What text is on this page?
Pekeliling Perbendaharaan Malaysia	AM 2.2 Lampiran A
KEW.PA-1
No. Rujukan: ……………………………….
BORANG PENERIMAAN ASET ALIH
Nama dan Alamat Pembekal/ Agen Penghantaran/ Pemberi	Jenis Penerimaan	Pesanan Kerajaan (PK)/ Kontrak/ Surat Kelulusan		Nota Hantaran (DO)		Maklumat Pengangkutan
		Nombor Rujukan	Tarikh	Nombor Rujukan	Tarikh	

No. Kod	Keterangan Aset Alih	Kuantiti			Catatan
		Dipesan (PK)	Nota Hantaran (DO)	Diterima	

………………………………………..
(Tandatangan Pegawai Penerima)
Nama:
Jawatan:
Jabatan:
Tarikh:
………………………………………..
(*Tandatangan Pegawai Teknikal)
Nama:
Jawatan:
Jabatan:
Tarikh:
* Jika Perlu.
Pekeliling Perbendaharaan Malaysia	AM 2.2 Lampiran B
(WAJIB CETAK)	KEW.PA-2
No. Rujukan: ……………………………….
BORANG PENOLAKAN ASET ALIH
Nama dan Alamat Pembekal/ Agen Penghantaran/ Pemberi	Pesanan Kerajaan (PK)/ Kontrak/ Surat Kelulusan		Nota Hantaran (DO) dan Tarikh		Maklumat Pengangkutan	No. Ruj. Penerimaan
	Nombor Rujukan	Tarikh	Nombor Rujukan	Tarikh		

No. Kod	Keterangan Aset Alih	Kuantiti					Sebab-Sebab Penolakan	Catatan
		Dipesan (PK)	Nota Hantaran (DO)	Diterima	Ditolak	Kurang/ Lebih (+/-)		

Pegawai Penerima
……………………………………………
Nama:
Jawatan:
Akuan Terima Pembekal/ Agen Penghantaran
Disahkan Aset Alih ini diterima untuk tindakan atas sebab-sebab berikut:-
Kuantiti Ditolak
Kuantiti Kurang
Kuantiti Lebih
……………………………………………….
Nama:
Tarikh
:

---

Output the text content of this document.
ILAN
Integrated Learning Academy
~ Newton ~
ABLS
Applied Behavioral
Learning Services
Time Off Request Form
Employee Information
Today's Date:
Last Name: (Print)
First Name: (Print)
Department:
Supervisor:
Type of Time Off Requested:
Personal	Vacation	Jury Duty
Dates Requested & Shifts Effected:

YOUR GOAL =
List each line in the listing that contains the string "Kontrak".

SOLUTION BELOW =
Nama dan Alamat Pembekal/ Agen Penghantaran/ Pemberi	Jenis Penerimaan	Pesanan Kerajaan (PK)/ Kontrak/ Surat Kelulusan		Nota Hantaran (DO)		Maklumat Pengangkutan
Nama dan Alamat Pembekal/ Agen Penghantaran/ Pemberi	Pesanan Kerajaan (PK)/ Kontrak/ Surat Kelulusan		Nota Hantaran (DO) dan Tarikh		Maklumat Pengangkutan	No. Ruj. Penerimaan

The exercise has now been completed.